● **REQUIREMENT**
Collect every line below that contains the word "fxjgsw".
— Begin DATA SHOWN —
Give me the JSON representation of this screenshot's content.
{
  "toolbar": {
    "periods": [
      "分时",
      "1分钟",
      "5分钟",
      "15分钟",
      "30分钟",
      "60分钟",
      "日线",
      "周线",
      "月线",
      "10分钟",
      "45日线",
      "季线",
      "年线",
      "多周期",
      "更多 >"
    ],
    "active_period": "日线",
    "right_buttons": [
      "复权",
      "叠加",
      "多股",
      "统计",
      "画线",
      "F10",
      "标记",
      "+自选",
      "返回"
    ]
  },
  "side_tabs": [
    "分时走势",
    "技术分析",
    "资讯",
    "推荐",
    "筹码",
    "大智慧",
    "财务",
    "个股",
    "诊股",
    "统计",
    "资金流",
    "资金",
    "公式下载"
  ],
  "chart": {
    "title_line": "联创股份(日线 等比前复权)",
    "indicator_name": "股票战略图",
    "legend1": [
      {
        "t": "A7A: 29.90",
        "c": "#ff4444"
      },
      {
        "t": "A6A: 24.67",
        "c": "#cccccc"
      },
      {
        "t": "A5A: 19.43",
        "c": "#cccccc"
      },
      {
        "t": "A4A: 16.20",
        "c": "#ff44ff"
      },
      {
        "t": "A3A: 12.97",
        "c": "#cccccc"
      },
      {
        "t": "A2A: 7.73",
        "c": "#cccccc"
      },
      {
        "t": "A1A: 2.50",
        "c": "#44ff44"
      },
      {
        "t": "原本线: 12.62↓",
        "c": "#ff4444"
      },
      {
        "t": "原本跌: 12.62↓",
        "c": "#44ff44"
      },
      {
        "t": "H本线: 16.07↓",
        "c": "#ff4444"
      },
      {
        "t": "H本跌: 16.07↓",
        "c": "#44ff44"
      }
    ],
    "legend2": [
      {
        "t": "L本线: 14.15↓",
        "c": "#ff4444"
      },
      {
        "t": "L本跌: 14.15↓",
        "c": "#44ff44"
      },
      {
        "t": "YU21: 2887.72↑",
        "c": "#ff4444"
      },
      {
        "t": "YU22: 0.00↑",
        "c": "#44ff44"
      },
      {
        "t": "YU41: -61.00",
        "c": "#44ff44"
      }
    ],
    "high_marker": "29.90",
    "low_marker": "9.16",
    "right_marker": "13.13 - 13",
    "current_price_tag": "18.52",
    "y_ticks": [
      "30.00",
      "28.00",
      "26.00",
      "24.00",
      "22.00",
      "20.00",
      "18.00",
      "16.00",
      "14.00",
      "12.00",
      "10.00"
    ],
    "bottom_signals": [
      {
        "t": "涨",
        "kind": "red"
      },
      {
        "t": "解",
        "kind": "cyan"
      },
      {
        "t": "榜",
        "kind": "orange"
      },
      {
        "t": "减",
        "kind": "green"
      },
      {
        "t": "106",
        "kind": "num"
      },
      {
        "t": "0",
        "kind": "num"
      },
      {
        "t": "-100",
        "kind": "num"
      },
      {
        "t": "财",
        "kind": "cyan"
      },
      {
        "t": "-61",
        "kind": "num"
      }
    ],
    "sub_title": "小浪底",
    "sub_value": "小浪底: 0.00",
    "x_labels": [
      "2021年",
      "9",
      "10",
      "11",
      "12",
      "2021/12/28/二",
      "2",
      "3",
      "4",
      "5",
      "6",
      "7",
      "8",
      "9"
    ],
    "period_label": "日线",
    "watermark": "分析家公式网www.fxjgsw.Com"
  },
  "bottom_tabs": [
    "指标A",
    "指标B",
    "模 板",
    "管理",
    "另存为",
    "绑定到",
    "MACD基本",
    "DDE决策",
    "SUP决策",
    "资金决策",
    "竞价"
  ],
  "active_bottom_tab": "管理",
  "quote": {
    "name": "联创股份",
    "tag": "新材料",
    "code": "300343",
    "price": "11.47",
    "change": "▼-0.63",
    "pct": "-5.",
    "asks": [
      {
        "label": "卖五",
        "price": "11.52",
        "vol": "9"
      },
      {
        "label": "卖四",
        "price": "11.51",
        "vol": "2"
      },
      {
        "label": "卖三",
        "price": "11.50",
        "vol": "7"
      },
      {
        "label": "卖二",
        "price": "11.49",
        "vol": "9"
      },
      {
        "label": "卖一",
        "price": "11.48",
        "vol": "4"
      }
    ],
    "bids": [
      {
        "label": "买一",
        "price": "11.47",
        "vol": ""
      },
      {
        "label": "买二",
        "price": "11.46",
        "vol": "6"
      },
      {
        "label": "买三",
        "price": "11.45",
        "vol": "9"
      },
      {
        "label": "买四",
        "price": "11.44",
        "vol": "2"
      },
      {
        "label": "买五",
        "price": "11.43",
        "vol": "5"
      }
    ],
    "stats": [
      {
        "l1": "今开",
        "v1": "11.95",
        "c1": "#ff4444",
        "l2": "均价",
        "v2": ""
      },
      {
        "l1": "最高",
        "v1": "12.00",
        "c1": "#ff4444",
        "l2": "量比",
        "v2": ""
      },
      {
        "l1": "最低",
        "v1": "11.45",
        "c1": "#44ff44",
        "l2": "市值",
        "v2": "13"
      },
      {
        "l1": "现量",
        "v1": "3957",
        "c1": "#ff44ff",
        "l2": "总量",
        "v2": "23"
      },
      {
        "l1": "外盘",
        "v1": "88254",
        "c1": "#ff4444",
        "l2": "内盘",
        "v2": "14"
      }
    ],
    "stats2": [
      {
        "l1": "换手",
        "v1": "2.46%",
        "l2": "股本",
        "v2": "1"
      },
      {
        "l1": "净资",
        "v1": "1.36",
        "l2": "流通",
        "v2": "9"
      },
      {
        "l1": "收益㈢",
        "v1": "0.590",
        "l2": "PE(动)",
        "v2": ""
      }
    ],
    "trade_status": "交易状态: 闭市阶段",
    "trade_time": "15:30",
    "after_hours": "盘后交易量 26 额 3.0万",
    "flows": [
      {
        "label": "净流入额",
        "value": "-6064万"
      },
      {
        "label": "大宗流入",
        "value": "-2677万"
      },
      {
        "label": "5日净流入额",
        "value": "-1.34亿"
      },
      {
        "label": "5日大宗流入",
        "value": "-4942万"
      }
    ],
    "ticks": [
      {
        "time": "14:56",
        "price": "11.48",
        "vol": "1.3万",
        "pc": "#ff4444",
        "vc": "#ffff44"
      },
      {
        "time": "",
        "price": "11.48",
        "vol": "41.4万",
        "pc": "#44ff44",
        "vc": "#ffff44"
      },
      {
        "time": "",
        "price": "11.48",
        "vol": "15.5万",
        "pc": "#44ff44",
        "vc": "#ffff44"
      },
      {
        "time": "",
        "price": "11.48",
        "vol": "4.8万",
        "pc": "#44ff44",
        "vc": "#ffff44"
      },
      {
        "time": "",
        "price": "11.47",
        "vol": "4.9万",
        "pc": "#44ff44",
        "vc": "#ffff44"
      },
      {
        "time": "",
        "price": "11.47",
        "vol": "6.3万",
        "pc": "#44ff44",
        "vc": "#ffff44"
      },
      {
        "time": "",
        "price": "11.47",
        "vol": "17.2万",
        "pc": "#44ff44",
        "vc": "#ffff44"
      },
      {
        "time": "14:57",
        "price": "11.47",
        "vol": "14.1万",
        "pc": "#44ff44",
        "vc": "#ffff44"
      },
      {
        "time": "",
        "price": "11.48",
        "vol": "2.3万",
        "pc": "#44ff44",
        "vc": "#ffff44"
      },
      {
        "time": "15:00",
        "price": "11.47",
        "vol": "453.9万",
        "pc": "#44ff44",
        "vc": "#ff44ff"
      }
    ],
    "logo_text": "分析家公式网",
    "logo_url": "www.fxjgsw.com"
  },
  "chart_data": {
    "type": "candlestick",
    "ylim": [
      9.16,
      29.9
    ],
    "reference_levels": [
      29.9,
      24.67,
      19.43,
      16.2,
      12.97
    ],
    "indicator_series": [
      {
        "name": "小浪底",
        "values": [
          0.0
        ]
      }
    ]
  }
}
— End DATA SHOWN —
● **PROBLEM SOLUTION**
    "watermark": "分析家公式网www.fxjgsw.Com"
    "logo_url": "www.fxjgsw.com"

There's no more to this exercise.